Among the lines below, keep only those from the one containing "What's the underlying" through the one containing "Output a JSON object describing the text", and reproduce them exactly.

** BEGIN **

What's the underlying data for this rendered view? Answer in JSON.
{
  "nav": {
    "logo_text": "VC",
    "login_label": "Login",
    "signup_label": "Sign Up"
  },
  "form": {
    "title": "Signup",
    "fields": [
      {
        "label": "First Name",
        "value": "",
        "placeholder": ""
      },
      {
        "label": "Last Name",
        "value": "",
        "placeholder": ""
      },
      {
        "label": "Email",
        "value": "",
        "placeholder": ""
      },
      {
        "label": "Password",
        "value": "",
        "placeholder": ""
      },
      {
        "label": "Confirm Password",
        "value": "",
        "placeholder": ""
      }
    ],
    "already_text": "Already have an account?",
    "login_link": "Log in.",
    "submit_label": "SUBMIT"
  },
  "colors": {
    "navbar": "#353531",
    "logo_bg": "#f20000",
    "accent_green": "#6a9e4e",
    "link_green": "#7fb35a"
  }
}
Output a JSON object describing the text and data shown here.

** END **
** BEGIN **

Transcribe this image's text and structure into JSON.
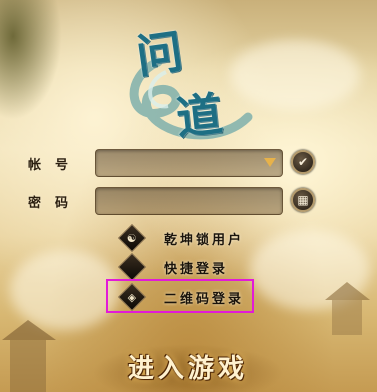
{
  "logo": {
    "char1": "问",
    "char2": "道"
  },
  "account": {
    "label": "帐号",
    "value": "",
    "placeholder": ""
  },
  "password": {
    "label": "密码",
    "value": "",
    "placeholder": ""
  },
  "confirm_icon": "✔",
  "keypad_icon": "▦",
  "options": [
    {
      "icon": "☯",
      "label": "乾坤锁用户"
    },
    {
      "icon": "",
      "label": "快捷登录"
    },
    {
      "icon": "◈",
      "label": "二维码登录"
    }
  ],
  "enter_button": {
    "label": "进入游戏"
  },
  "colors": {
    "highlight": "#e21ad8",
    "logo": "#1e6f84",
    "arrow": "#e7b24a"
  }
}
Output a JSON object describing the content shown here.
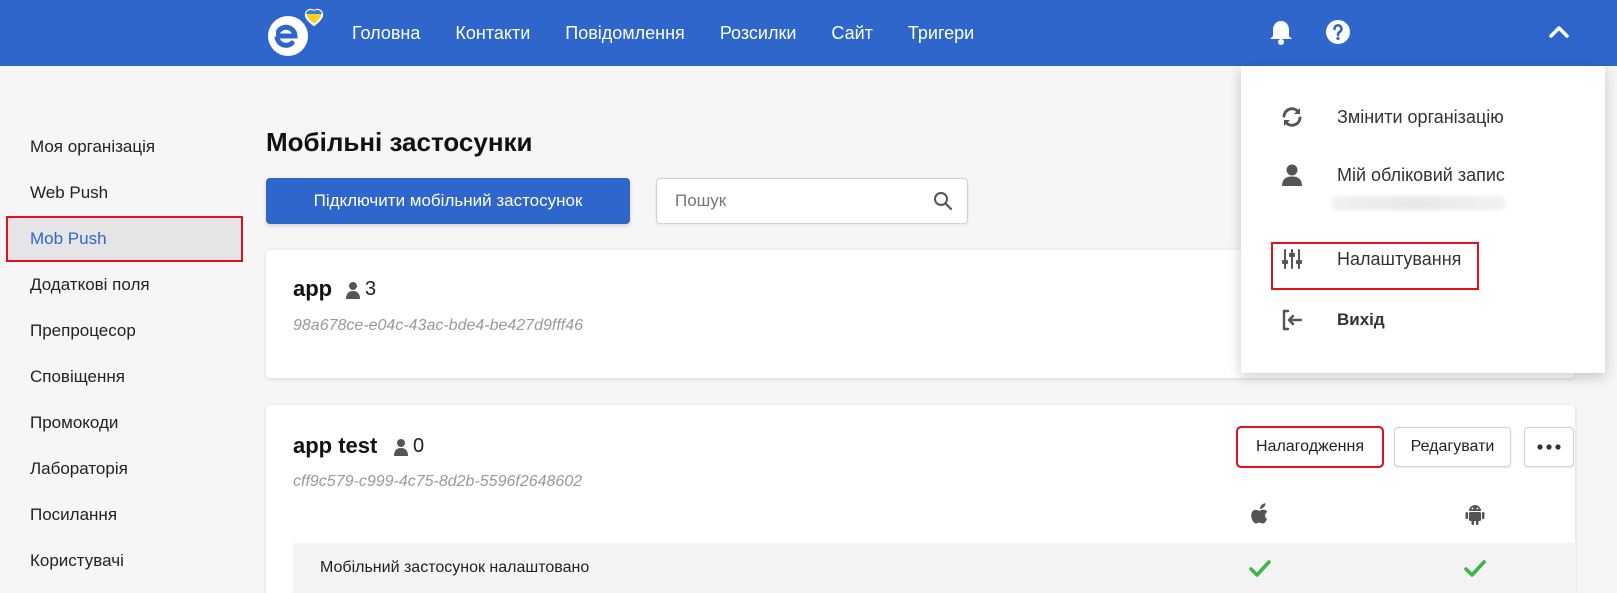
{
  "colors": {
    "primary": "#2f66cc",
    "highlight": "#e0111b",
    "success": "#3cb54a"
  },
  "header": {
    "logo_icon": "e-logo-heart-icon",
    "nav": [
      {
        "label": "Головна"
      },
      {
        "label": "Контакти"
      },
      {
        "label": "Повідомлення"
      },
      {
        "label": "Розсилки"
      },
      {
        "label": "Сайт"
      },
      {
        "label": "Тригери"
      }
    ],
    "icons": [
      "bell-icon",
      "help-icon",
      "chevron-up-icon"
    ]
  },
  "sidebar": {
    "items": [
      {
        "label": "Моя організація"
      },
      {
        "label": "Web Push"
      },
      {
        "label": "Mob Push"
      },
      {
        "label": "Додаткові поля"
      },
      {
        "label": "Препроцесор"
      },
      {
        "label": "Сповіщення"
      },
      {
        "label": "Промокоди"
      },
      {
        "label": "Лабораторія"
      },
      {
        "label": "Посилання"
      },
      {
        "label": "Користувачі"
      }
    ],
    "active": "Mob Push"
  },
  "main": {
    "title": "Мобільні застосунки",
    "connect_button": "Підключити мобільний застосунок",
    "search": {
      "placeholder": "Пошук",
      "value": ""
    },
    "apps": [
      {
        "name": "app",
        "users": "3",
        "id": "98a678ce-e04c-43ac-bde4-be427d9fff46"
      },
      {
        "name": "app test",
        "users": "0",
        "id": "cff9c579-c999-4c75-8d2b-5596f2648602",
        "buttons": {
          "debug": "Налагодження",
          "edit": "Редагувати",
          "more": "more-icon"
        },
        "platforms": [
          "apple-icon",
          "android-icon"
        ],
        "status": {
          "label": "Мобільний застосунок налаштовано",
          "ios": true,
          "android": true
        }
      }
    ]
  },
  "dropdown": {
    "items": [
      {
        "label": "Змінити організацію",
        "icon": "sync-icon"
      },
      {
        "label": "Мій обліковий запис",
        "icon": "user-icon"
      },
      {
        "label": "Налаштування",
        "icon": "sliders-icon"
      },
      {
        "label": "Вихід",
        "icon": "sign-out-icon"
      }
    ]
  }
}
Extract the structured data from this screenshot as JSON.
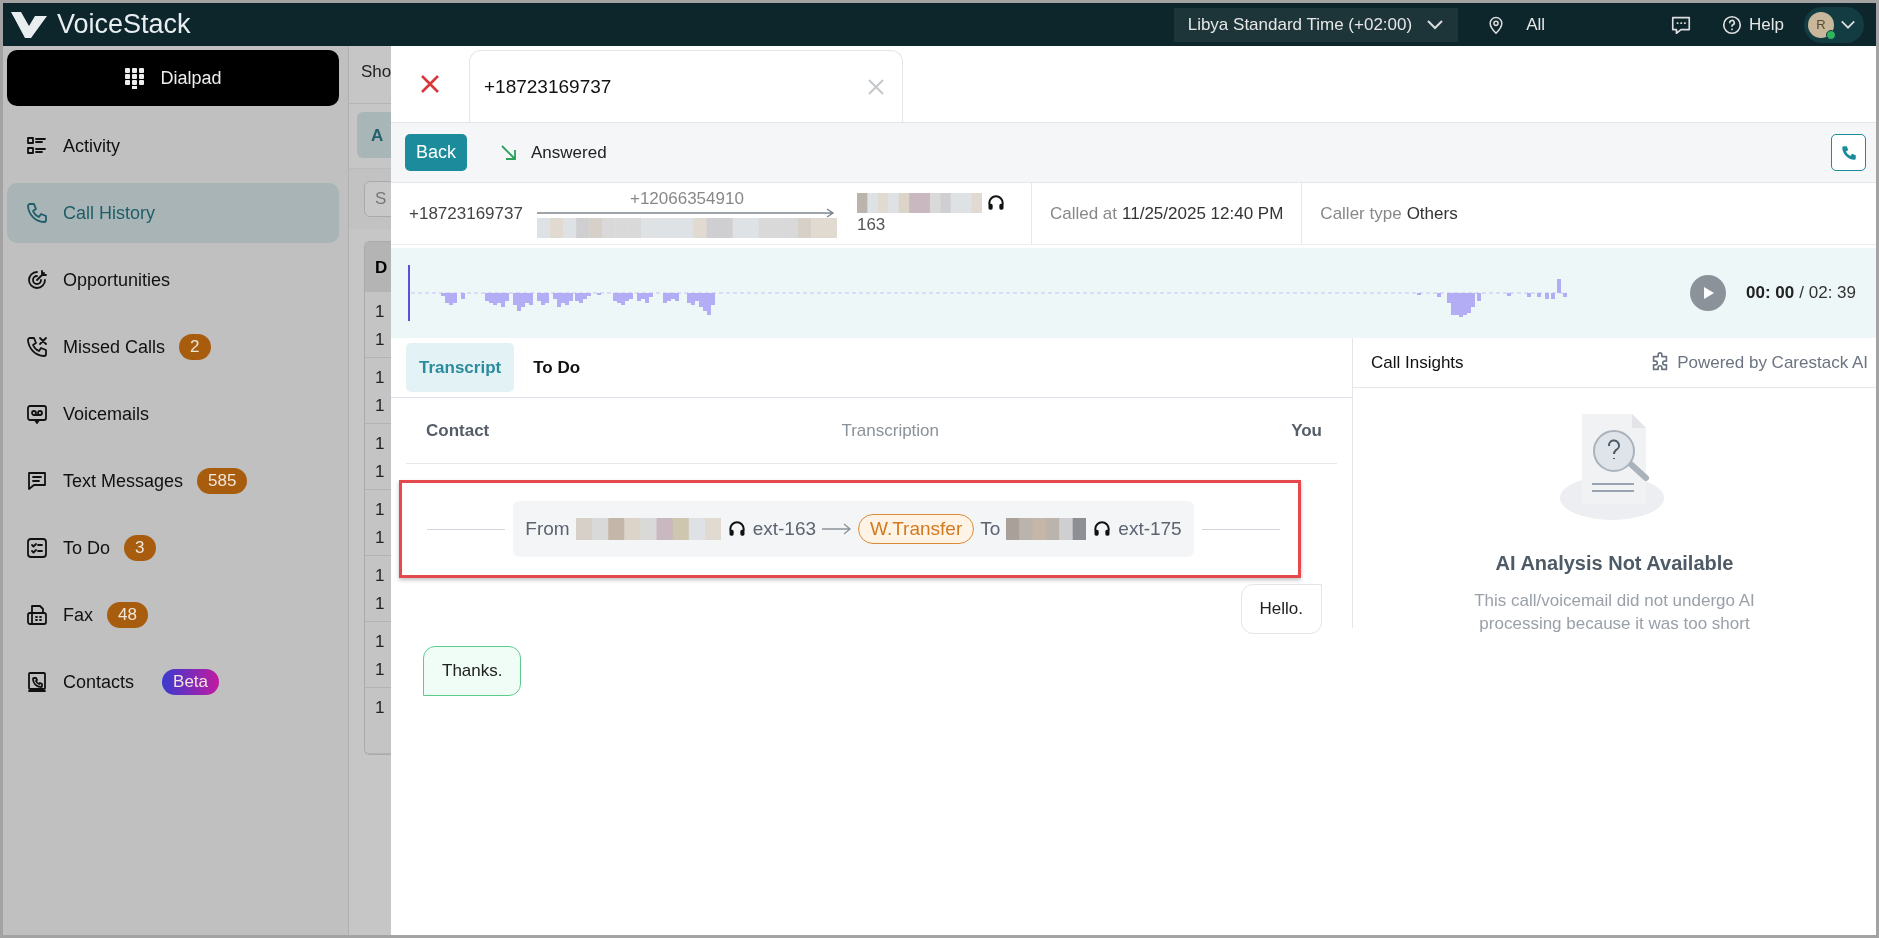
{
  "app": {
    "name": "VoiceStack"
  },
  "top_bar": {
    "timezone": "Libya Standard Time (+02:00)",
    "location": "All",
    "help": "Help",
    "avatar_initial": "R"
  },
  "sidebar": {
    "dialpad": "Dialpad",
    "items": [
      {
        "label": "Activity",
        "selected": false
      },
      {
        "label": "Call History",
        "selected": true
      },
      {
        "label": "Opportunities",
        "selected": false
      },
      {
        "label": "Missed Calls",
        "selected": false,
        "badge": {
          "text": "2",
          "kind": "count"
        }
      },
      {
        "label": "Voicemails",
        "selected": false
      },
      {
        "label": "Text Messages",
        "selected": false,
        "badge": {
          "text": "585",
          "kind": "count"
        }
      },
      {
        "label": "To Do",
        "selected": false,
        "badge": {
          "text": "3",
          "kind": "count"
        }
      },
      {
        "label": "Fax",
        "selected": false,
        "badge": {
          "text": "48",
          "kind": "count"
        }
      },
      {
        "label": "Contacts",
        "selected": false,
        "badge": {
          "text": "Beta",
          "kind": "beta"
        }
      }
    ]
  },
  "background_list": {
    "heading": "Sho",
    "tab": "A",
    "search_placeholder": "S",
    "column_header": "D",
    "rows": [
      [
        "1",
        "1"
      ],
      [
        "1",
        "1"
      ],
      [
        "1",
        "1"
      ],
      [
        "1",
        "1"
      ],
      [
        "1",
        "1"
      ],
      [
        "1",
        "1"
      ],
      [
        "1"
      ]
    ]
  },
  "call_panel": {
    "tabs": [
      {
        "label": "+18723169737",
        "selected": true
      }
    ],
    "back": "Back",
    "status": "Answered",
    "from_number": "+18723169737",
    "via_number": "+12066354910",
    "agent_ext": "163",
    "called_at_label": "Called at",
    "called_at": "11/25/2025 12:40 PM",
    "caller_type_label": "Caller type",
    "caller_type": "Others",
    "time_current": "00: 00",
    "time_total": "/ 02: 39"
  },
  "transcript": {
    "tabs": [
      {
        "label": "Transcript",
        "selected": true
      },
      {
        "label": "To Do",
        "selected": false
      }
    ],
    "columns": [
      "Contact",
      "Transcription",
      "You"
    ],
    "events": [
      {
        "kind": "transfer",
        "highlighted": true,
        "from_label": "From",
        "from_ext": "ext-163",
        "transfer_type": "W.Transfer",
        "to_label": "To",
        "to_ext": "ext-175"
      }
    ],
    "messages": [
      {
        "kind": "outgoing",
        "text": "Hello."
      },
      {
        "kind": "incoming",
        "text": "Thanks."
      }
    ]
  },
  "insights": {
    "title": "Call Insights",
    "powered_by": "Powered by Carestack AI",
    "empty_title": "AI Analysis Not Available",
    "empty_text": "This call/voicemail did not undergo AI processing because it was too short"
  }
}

** END **

Completed task:
What's the underlying data for this rendered view? Answer in JSON.
{
  "nav": {
    "logo_text": "VC",
    "login_label": "Login",
    "signup_label": "Sign Up"
  },
  "form": {
    "title": "Signup",
    "fields": [
      {
        "label": "First Name",
        "value": "",
        "placeholder": ""
      },
      {
        "label": "Last Name",
        "value": "",
        "placeholder": ""
      },
      {
        "label": "Email",
        "value": "",
        "placeholder": ""
      },
      {
        "label": "Password",
        "value": "",
        "placeholder": ""
      },
      {
        "label": "Confirm Password",
        "value": "",
        "placeholder": ""
      }
    ],
    "already_text": "Already have an account?",
    "login_link": "Log in.",
    "submit_label": "SUBMIT"
  },
  "colors": {
    "navbar": "#353531",
    "logo_bg": "#f20000",
    "accent_green": "#6a9e4e",
    "link_green": "#7fb35a"
  }
}
Output a JSON object describing the text and data shown here.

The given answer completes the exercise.